• [Written exercise]: Find the lines below that contain the string "parvum". Copy each one.

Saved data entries
=-=-=
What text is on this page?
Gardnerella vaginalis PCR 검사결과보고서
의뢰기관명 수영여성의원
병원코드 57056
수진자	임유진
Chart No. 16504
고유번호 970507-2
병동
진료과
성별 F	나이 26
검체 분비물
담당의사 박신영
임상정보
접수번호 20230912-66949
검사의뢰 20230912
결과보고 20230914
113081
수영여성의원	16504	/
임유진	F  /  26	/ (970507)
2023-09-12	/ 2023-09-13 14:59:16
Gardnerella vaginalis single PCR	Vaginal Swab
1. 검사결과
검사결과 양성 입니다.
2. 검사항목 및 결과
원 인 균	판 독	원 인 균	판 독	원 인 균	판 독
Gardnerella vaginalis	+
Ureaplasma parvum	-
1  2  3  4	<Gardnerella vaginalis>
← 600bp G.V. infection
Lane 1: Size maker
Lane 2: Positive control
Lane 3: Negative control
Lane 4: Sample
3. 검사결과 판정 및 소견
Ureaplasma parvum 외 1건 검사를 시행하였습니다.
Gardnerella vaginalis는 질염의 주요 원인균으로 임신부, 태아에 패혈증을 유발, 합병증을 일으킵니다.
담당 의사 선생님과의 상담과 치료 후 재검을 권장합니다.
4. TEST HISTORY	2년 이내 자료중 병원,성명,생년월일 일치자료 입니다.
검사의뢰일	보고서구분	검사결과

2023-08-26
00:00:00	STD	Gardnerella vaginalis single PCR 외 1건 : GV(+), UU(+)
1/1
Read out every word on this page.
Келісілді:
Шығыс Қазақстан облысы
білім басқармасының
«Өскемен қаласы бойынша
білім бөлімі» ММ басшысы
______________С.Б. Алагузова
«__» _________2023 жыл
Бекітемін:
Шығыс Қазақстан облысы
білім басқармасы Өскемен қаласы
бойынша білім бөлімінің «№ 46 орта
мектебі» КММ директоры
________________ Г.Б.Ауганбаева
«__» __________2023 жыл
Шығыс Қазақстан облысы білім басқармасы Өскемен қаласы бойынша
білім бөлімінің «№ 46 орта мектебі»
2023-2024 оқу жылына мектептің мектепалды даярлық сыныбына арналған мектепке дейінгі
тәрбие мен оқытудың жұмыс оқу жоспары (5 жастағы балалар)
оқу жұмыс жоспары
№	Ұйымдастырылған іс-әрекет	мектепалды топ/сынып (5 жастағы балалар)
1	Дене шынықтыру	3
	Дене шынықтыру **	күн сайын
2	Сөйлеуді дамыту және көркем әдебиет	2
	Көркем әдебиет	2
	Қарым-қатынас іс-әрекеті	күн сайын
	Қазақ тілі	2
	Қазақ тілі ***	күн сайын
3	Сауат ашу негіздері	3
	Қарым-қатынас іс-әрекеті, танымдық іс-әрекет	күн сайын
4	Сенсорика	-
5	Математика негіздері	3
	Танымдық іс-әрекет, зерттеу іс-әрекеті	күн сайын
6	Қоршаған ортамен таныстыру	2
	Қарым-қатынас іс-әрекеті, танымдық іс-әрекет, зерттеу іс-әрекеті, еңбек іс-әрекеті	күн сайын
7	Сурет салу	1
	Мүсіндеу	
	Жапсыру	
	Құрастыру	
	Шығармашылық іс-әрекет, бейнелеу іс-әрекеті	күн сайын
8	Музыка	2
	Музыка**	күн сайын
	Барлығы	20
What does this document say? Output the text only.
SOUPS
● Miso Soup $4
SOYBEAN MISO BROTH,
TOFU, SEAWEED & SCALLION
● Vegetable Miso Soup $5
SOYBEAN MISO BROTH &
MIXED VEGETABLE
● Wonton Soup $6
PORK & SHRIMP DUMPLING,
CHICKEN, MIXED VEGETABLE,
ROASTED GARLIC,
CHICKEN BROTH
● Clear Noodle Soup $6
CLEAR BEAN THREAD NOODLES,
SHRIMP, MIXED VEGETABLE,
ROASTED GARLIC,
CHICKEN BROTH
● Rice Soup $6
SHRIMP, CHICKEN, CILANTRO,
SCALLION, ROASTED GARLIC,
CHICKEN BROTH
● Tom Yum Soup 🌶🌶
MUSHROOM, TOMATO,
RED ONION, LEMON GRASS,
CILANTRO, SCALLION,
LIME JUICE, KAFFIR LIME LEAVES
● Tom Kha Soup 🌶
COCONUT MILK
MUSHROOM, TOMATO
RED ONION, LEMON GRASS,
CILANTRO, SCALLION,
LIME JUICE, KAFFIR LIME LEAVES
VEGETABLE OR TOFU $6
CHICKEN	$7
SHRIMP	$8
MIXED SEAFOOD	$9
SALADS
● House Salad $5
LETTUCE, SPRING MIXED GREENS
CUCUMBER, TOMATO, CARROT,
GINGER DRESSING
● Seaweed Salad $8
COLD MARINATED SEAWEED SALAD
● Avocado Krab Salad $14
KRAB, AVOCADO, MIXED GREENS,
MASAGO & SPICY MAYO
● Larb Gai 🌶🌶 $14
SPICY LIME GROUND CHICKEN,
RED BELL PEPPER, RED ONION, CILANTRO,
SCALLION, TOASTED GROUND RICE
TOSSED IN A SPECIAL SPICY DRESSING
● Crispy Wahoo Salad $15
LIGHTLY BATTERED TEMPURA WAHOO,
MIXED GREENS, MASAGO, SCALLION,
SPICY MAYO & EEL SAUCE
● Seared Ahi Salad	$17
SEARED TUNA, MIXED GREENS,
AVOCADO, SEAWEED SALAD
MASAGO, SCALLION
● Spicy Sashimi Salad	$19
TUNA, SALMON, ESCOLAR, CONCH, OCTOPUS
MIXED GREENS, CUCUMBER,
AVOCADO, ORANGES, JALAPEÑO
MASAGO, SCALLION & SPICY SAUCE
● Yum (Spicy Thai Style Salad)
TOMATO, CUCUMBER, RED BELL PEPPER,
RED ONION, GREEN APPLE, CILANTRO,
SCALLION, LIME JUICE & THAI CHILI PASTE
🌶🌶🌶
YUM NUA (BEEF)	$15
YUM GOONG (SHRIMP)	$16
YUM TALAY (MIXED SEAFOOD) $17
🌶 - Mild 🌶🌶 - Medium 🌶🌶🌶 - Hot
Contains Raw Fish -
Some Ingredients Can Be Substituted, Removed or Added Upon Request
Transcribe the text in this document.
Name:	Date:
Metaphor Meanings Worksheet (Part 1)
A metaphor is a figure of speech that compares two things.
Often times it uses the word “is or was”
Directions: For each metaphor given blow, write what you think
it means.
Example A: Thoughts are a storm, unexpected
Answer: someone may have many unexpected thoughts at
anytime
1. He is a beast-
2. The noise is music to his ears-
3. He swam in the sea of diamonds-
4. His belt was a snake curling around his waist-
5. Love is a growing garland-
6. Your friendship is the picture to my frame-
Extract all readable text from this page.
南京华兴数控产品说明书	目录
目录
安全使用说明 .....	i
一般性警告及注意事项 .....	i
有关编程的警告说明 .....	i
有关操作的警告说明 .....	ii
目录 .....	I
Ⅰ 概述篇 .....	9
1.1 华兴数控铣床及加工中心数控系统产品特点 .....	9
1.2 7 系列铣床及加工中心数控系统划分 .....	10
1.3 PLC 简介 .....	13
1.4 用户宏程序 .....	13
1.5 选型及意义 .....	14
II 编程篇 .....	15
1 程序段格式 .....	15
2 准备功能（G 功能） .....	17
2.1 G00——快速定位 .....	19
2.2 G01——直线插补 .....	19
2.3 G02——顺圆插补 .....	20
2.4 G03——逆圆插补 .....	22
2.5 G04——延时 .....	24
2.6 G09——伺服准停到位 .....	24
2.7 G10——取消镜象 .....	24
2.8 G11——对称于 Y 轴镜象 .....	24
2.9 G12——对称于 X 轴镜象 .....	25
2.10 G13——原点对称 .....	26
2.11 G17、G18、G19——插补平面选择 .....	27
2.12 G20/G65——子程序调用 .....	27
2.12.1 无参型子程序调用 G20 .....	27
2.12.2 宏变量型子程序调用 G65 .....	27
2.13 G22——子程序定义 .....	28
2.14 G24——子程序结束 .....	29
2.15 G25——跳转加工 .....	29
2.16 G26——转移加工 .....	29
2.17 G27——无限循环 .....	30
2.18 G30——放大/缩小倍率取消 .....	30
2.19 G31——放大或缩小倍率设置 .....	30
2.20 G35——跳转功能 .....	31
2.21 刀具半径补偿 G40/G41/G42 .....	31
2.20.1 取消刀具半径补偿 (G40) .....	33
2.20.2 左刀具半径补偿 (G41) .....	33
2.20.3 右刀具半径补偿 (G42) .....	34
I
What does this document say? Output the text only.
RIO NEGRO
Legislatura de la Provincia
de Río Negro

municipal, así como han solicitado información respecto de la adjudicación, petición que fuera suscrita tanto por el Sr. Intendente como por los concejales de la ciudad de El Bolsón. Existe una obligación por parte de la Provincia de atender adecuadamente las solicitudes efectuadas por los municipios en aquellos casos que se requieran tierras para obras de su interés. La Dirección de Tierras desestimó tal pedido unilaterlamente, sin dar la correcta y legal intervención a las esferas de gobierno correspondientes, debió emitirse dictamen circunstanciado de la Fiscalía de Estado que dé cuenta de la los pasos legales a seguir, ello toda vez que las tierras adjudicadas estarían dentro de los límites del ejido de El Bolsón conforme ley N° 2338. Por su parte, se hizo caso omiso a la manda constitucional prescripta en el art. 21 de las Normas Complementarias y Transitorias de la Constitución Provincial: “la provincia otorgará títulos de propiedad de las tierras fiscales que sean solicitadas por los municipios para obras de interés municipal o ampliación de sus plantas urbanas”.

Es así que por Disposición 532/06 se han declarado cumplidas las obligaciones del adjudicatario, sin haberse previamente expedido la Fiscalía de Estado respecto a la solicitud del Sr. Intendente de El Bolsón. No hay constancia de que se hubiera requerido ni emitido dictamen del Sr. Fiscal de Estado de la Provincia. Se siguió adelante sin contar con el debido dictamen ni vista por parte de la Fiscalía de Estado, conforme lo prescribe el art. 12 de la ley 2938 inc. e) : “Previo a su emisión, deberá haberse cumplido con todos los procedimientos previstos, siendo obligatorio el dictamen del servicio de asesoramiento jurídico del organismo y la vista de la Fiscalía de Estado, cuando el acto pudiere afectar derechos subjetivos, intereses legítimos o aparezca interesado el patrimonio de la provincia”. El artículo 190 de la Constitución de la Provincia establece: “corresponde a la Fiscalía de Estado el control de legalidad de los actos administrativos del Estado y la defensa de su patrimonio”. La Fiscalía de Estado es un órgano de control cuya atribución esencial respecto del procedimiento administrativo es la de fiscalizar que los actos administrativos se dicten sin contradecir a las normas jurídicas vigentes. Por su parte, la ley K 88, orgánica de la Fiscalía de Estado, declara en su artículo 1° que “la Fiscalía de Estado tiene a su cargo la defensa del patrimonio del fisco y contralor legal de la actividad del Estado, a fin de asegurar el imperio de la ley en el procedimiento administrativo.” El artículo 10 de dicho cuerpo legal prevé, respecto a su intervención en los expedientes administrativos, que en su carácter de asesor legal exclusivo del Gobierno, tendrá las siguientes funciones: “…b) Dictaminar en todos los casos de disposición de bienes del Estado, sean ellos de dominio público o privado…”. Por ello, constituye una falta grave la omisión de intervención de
=-=-=
• [Complete answer]:
Ureaplasma parvum	-
Ureaplasma parvum 외 1건 검사를 시행하였습니다.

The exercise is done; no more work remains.